# What is required
Read the records below. Copy each line where the string "code" occurs.

Data records:
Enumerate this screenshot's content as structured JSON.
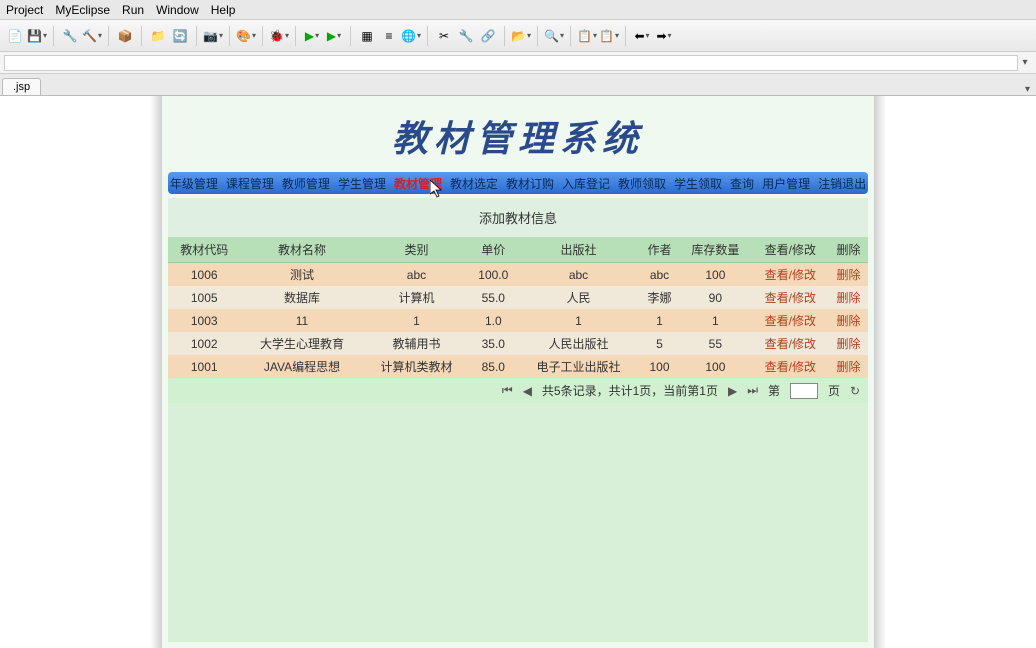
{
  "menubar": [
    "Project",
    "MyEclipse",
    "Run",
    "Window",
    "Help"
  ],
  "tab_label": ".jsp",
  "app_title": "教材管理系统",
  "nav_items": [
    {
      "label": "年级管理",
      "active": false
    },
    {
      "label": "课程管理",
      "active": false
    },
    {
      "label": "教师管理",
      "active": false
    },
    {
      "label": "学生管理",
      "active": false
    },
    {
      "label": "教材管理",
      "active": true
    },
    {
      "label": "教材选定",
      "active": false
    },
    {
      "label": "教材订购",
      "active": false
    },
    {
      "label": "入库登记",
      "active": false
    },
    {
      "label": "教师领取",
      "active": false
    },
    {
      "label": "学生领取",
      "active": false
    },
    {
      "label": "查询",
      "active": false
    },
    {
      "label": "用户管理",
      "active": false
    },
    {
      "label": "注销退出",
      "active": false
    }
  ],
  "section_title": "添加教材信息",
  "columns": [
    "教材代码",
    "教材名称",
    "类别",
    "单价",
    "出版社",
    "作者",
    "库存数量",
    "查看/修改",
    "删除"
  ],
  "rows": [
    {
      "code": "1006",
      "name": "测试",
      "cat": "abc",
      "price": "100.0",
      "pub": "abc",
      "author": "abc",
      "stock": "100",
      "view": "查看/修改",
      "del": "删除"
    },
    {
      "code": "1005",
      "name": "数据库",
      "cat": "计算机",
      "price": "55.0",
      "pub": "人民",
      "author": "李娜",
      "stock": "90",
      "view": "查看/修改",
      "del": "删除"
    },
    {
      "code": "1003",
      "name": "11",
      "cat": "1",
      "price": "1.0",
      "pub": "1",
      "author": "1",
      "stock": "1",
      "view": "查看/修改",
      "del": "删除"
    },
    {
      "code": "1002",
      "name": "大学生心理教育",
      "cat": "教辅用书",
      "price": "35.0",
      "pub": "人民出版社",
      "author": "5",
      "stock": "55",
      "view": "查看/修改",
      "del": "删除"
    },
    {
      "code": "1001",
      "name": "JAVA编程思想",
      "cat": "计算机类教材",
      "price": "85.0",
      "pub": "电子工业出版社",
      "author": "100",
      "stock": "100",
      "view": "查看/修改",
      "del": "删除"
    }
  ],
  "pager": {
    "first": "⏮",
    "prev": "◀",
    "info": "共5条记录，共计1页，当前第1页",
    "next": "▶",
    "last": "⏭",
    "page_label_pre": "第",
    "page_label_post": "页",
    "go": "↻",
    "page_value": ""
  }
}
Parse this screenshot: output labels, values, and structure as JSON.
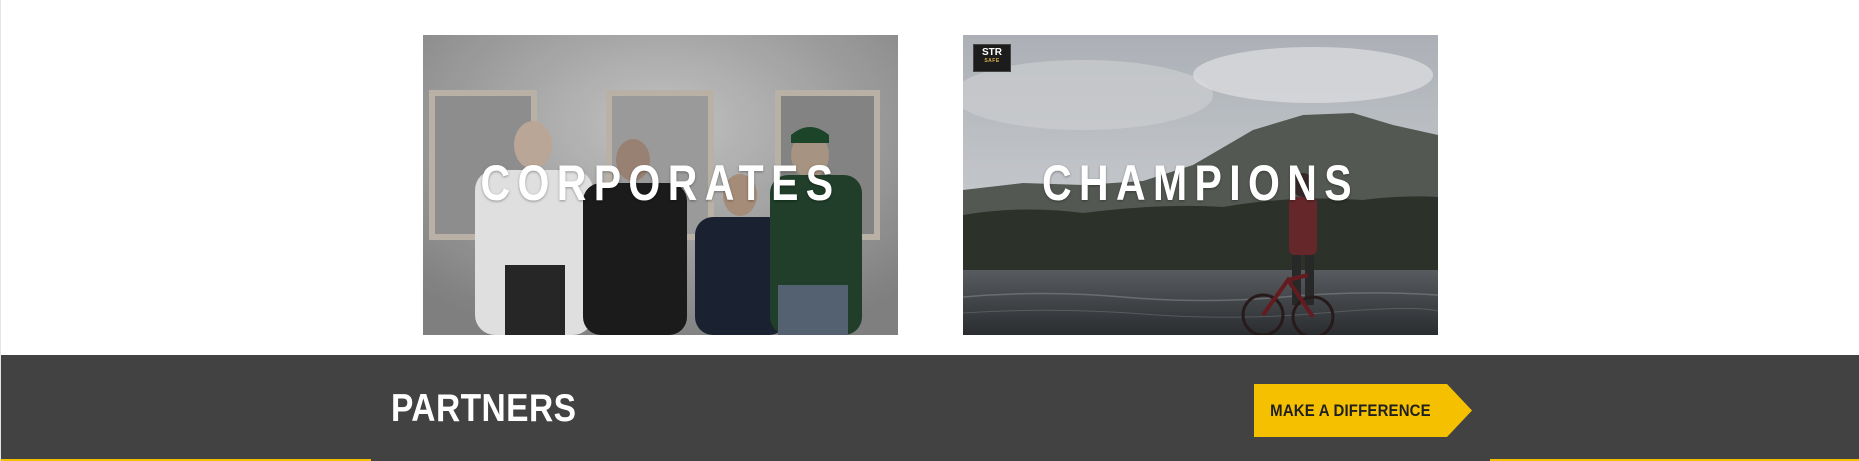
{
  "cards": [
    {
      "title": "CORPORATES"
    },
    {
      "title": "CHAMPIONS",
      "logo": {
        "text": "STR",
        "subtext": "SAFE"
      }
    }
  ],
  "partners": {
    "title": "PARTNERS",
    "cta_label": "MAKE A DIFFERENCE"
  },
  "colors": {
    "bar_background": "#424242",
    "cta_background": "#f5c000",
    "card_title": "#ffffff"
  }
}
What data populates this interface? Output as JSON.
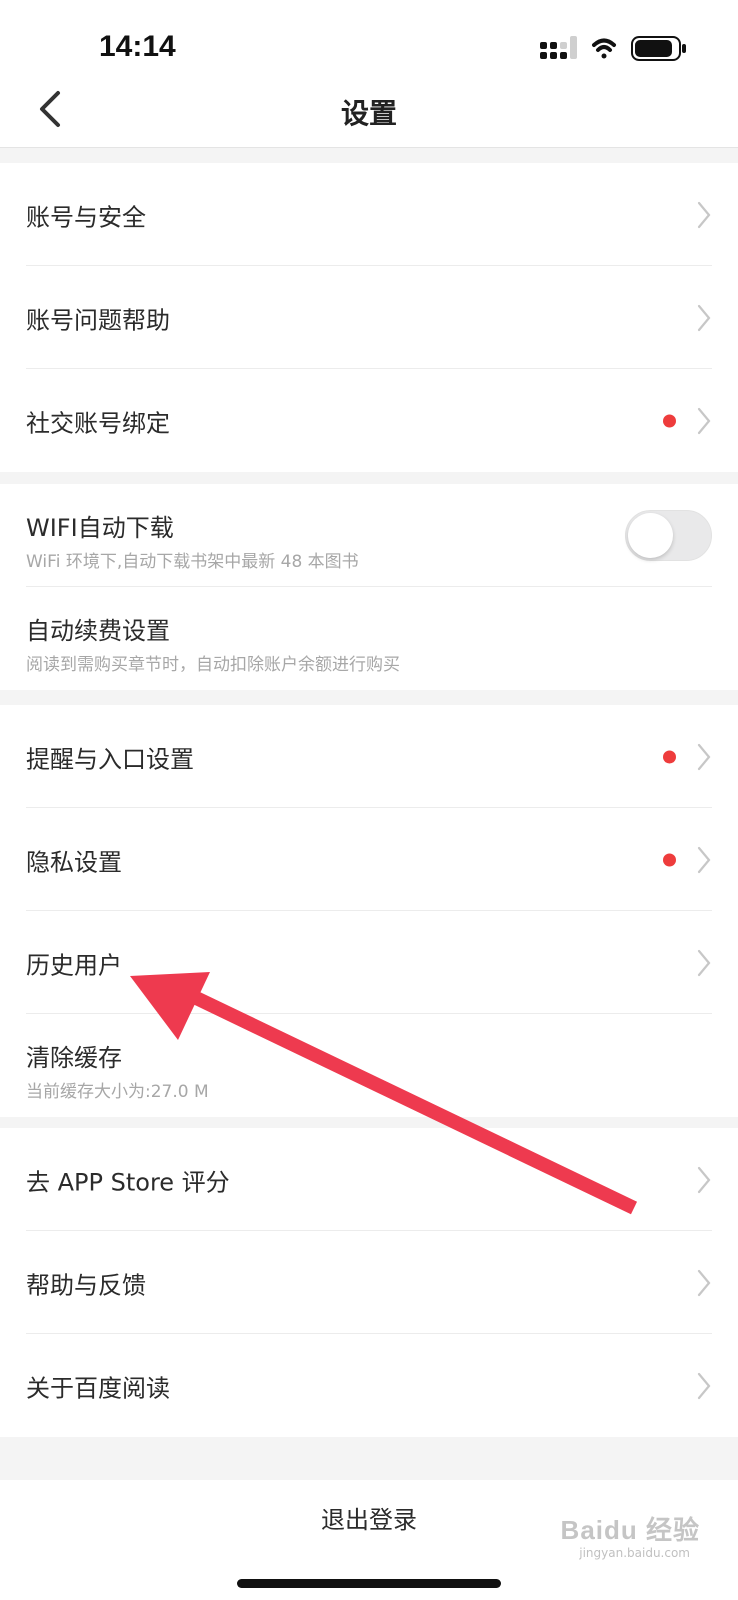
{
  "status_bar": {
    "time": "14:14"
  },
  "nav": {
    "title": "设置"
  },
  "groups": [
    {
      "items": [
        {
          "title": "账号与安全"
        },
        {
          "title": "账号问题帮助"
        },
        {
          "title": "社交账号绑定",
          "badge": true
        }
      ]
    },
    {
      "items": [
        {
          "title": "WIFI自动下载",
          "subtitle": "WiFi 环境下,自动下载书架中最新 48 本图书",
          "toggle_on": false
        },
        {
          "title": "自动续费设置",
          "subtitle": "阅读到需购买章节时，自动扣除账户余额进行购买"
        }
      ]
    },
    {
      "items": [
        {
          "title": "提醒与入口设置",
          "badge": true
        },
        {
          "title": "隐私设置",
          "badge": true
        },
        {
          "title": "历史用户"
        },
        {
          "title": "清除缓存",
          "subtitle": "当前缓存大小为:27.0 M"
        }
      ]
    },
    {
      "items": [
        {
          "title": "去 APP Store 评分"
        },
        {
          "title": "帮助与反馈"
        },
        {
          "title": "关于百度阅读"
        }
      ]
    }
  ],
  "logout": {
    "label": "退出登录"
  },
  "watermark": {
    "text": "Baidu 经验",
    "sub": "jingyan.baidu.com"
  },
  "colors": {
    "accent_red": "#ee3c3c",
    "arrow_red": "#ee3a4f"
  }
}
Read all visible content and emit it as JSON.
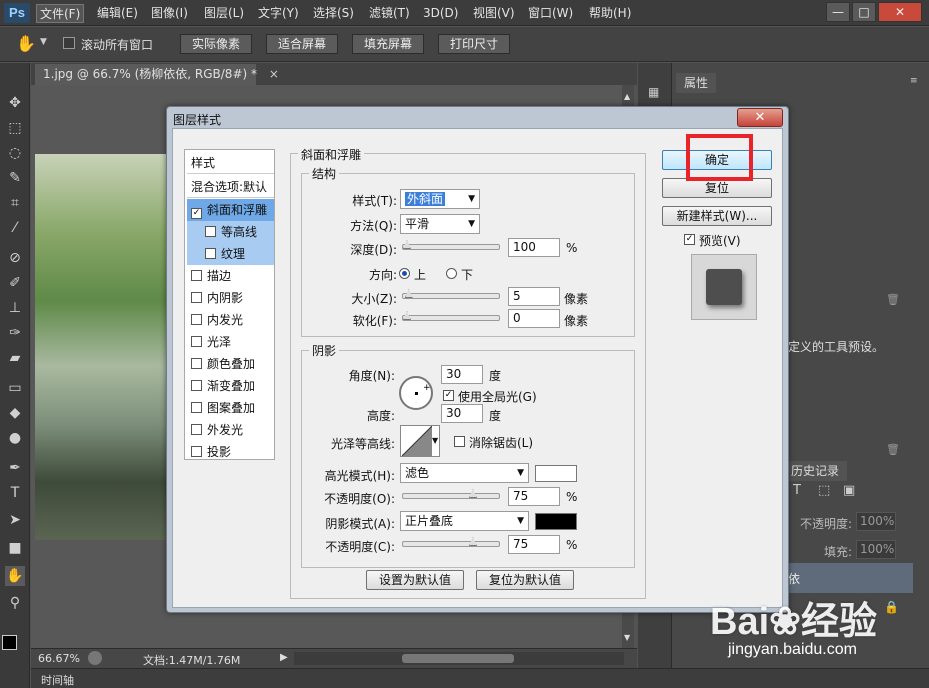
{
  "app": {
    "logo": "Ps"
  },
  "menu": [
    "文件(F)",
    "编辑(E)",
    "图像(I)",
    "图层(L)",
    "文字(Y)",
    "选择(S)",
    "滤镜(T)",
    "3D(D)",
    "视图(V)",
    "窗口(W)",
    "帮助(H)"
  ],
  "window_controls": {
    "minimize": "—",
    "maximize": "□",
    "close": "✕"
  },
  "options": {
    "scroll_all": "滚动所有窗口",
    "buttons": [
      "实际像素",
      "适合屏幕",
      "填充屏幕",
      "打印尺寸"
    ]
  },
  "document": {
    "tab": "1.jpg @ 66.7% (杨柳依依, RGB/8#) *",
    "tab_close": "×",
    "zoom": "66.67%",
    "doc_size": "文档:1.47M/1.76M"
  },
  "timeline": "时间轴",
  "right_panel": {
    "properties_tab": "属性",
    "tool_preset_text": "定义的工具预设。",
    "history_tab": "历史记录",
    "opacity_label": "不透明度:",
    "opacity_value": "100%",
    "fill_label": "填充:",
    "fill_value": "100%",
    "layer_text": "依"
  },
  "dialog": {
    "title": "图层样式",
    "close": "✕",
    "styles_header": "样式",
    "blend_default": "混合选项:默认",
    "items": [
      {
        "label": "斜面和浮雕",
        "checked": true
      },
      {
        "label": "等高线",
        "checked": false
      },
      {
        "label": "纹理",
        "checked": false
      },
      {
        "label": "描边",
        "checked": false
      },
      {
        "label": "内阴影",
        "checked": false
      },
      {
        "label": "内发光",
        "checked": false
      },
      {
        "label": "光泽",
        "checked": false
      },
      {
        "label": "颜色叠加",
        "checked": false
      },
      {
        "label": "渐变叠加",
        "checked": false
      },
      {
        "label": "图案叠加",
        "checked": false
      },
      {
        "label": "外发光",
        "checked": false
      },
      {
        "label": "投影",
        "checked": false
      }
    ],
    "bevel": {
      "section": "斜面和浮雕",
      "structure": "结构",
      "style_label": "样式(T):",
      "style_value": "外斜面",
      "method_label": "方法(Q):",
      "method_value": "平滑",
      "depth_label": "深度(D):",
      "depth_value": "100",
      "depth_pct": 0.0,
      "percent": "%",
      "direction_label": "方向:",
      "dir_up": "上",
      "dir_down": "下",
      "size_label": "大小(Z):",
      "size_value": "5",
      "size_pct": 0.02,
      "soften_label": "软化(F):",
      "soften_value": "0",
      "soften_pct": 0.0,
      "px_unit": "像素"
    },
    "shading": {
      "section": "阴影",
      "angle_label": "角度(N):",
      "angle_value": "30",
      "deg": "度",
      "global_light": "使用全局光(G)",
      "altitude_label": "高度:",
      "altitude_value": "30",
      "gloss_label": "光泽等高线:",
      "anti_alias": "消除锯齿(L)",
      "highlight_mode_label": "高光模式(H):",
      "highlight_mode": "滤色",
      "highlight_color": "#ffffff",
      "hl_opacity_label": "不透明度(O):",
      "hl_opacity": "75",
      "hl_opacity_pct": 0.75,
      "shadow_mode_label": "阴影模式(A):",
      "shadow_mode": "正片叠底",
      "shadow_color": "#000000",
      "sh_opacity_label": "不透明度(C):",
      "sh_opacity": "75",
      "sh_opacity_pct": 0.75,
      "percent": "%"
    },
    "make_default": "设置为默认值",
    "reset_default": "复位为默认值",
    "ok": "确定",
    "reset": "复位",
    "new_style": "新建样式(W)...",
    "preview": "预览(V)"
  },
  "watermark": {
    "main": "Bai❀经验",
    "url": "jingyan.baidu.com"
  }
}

# Task solution
      "code": "1006",
      "code": "1005",
      "code": "1003",
      "code": "1002",
      "code": "1001",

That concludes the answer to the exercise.